Given exercise: Determine how many lines hold "right" and give only that number.

Dataset content:
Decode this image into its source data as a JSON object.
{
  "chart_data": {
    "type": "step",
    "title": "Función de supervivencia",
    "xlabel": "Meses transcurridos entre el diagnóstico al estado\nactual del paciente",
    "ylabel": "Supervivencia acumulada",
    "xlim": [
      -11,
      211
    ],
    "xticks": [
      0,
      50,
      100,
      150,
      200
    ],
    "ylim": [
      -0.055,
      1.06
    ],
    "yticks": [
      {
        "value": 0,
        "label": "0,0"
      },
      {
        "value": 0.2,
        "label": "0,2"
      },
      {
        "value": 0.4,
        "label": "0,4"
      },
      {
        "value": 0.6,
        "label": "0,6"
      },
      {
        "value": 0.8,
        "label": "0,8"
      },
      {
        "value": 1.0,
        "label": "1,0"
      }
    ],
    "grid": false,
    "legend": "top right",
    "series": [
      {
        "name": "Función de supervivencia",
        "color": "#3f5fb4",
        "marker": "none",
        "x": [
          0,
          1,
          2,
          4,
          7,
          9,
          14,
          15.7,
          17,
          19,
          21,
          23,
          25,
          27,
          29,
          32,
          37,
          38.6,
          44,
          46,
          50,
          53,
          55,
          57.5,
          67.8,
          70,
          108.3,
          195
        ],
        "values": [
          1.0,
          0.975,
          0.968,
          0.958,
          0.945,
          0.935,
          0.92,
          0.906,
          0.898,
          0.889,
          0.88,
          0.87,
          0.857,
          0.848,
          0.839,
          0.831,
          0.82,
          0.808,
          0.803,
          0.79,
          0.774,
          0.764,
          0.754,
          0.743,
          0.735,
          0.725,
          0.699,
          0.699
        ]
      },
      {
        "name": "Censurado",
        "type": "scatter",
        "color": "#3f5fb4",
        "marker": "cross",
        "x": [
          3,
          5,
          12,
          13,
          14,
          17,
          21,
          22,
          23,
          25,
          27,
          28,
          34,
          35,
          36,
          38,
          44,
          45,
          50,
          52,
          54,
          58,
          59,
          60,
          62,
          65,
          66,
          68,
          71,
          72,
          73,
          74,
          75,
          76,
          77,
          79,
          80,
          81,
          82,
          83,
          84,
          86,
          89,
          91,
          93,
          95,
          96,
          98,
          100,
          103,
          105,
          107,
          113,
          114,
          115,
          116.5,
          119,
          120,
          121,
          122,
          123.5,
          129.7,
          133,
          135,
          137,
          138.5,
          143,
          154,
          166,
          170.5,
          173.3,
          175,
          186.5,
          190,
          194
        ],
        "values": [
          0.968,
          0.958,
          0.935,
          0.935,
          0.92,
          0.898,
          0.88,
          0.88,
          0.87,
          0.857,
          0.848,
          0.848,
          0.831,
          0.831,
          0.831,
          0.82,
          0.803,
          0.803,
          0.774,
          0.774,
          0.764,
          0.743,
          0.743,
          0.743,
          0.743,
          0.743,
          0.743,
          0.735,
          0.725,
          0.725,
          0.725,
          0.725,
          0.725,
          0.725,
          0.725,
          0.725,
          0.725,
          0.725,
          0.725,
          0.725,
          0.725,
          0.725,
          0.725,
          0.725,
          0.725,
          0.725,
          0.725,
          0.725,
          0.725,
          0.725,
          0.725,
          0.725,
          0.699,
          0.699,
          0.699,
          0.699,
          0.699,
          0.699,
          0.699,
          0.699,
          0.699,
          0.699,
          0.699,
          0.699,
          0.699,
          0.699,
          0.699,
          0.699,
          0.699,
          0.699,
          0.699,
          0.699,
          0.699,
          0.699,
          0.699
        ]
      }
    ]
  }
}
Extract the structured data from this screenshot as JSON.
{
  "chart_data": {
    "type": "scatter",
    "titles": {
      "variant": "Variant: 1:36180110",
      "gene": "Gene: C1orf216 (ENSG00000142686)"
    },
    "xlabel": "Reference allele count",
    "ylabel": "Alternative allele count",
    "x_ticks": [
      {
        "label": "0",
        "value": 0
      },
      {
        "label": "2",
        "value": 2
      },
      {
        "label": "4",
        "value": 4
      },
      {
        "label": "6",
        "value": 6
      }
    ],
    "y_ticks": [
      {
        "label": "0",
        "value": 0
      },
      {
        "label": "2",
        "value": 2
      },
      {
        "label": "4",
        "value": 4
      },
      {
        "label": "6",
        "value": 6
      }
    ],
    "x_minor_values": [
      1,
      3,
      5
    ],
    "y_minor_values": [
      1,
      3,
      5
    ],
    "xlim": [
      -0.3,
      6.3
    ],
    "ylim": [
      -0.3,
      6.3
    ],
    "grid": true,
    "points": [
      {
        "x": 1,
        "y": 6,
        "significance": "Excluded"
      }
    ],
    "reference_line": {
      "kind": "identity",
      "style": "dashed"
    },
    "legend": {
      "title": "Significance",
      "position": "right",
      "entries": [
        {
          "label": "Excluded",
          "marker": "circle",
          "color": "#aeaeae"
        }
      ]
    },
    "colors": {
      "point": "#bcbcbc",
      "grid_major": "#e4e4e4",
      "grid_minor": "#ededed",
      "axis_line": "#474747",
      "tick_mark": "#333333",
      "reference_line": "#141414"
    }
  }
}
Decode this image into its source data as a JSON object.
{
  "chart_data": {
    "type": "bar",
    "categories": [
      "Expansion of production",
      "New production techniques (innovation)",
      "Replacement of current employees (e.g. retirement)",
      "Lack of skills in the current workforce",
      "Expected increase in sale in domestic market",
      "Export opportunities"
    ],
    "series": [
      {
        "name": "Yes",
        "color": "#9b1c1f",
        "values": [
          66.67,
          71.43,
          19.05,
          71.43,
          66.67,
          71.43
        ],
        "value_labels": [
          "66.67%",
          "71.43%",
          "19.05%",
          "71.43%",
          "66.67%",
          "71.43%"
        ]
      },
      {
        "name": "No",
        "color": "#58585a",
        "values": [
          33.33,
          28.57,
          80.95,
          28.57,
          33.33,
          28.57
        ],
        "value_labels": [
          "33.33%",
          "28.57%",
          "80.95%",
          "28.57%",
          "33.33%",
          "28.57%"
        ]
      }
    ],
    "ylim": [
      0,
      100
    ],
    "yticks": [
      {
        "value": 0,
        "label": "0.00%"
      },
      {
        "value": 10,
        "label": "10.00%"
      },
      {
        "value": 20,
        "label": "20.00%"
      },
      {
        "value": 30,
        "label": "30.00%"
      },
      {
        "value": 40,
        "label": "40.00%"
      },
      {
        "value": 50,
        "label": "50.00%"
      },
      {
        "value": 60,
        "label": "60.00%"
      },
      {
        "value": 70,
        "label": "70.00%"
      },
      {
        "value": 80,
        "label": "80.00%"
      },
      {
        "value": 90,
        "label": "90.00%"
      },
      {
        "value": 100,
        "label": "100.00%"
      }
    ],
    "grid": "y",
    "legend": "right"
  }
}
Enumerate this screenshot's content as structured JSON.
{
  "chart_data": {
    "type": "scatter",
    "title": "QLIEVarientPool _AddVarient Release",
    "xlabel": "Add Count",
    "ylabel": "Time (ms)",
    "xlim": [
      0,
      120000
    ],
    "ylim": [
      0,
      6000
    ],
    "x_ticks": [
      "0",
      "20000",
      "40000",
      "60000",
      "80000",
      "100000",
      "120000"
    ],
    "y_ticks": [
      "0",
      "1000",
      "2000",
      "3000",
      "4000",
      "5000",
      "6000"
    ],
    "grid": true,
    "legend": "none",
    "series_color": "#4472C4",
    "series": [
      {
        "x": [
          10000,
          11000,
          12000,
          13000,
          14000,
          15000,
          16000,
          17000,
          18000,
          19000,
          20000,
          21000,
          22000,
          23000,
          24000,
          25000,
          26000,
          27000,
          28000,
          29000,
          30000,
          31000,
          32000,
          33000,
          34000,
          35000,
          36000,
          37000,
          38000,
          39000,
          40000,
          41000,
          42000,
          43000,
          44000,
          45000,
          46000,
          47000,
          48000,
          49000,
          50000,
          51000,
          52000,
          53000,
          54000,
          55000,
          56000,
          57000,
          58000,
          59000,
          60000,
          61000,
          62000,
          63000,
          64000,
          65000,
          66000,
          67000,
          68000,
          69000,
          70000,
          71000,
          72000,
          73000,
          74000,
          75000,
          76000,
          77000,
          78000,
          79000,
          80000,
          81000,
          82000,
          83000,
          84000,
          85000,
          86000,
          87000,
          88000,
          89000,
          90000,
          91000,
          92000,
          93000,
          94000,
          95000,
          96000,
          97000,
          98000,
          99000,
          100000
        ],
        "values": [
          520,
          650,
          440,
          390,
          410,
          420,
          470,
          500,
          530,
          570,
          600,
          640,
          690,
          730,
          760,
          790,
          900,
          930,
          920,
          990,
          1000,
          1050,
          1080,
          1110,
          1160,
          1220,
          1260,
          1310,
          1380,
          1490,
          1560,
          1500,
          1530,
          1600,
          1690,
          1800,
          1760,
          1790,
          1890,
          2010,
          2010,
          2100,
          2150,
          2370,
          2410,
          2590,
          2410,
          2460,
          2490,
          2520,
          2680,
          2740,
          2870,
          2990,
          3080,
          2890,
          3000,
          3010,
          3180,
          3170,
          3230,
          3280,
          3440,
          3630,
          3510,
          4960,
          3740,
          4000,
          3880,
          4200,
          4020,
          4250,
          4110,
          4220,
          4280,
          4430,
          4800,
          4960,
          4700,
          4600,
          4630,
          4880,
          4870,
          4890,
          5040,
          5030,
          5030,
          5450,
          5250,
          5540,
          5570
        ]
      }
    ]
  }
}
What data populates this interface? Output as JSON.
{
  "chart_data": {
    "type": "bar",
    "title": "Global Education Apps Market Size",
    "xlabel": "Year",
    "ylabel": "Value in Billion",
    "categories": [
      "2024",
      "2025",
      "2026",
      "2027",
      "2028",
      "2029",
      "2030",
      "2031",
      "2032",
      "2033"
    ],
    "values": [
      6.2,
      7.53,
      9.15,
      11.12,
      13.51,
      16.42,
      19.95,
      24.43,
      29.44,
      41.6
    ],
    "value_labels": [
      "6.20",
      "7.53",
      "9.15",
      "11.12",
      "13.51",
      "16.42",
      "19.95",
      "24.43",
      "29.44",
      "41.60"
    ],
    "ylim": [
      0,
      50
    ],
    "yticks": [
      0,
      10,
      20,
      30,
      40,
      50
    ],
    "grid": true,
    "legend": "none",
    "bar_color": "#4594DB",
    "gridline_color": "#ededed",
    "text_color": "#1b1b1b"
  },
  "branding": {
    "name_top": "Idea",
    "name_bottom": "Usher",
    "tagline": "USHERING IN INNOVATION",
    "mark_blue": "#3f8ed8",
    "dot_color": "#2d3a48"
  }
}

Task result: 3